Your instructions –
Each entry below must be repeated word for word.

Records supplied –
#####
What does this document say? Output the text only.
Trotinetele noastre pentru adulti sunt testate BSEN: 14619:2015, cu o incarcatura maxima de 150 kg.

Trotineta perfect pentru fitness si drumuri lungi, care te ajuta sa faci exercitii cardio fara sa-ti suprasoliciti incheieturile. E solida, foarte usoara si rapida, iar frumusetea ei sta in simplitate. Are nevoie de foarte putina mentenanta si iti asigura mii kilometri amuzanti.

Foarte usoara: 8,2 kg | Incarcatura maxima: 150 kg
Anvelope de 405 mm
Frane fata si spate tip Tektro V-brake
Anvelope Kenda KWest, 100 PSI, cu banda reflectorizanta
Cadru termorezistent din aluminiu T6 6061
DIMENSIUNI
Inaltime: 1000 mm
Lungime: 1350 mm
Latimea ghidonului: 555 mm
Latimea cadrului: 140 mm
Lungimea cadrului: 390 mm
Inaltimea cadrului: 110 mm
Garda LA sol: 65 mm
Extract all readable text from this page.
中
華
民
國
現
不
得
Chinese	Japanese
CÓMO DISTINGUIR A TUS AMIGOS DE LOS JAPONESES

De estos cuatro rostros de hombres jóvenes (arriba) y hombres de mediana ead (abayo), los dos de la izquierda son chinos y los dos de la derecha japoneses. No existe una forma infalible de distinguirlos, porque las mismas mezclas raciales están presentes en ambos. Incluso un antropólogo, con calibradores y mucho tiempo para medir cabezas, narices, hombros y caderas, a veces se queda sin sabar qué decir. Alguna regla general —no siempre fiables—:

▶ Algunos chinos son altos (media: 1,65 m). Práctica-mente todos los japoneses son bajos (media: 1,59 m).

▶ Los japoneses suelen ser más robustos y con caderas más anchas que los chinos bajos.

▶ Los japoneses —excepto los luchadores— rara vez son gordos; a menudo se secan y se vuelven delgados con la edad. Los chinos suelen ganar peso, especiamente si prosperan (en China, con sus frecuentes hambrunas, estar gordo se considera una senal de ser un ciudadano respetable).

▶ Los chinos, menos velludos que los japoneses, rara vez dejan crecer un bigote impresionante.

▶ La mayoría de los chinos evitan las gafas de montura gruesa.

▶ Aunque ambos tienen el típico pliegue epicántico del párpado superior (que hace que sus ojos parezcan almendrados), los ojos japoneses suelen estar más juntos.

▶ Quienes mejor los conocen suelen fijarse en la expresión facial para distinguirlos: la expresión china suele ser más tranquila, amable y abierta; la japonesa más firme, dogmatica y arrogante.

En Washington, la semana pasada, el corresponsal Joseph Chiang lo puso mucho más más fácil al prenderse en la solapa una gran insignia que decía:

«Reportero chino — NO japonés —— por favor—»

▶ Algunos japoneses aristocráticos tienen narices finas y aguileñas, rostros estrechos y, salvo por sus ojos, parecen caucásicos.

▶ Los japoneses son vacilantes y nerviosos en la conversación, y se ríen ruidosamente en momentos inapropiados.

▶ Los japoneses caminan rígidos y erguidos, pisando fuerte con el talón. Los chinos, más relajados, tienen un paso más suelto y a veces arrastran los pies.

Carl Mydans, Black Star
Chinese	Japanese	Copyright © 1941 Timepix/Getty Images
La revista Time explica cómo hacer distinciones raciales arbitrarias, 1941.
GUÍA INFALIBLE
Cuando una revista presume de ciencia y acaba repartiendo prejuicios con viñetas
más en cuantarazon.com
#####
Finished exercise –
What does this document say? Output the text only.
Trotinetele noastre pentru adulti sunt testate BSEN: 14619:2015, cu o incarcatura maxima de 150 kg.

Trotineta perfect pentru fitness si drumuri lungi, care te ajuta sa faci exercitii cardio fara sa-ti suprasoliciti incheieturile. E solida, foarte usoara si rapida, iar frumusetea ei sta in simplitate. Are nevoie de foarte putina mentenanta si iti asigura mii kilometri amuzanti.

Foarte usoara: 8,2 kg | Incarcatura maxima: 150 kg
Anvelope de 405 mm
Frane fata si spate tip Tektro V-brake
Anvelope Kenda KWest, 100 PSI, cu banda reflectorizanta
Cadru termorezistent din aluminiu T6 6061
DIMENSIUNI
Inaltime: 1000 mm
Lungime: 1350 mm
Latimea ghidonului: 555 mm
Latimea cadrului: 140 mm
Lungimea cadrului: 390 mm
Inaltimea cadrului: 110 mm
Garda LA sol: 65 mm
Extract all readable text from this page.
中
華
民
國
現
不
得
Chinese	Japanese
CÓMO DISTINGUIR A TUS AMIGOS DE LOS JAPONESES

De estos cuatro rostros de hombres jóvenes (arriba) y hombres de mediana ead (abayo), los dos de la izquierda son chinos y los dos de la derecha japoneses. No existe una forma infalible de distinguirlos, porque las mismas mezclas raciales están presentes en ambos. Incluso un antropólogo, con calibradores y mucho tiempo para medir cabezas, narices, hombros y caderas, a veces se queda sin sabar qué decir. Alguna regla general —no siempre fiables—:

▶ Algunos chinos son altos (media: 1,65 m). Práctica-mente todos los japoneses son bajos (media: 1,59 m).

▶ Los japoneses suelen ser más robustos y con caderas más anchas que los chinos bajos.

▶ Los japoneses —excepto los luchadores— rara vez son gordos; a menudo se secan y se vuelven delgados con la edad. Los chinos suelen ganar peso, especiamente si prosperan (en China, con sus frecuentes hambrunas, estar gordo se considera una senal de ser un ciudadano respetable).

▶ Los chinos, menos velludos que los japoneses, rara vez dejan crecer un bigote impresionante.

▶ La mayoría de los chinos evitan las gafas de montura gruesa.

▶ Aunque ambos tienen el típico pliegue epicántico del párpado superior (que hace que sus ojos parezcan almendrados), los ojos japoneses suelen estar más juntos.

▶ Quienes mejor los conocen suelen fijarse en la expresión facial para distinguirlos: la expresión china suele ser más tranquila, amable y abierta; la japonesa más firme, dogmatica y arrogante.

En Washington, la semana pasada, el corresponsal Joseph Chiang lo puso mucho más más fácil al prenderse en la solapa una gran insignia que decía:

«Reportero chino — NO japonés —— por favor—»

▶ Algunos japoneses aristocráticos tienen narices finas y aguileñas, rostros estrechos y, salvo por sus ojos, parecen caucásicos.

▶ Los japoneses son vacilantes y nerviosos en la conversación, y se ríen ruidosamente en momentos inapropiados.

▶ Los japoneses caminan rígidos y erguidos, pisando fuerte con el talón. Los chinos, más relajados, tienen un paso más suelto y a veces arrastran los pies.

Carl Mydans, Black Star
Chinese	Japanese	Copyright © 1941 Timepix/Getty Images
La revista Time explica cómo hacer distinciones raciales arbitrarias, 1941.
GUÍA INFALIBLE
Cuando una revista presume de ciencia y acaba repartiendo prejuicios con viñetas
más en cuantarazon.com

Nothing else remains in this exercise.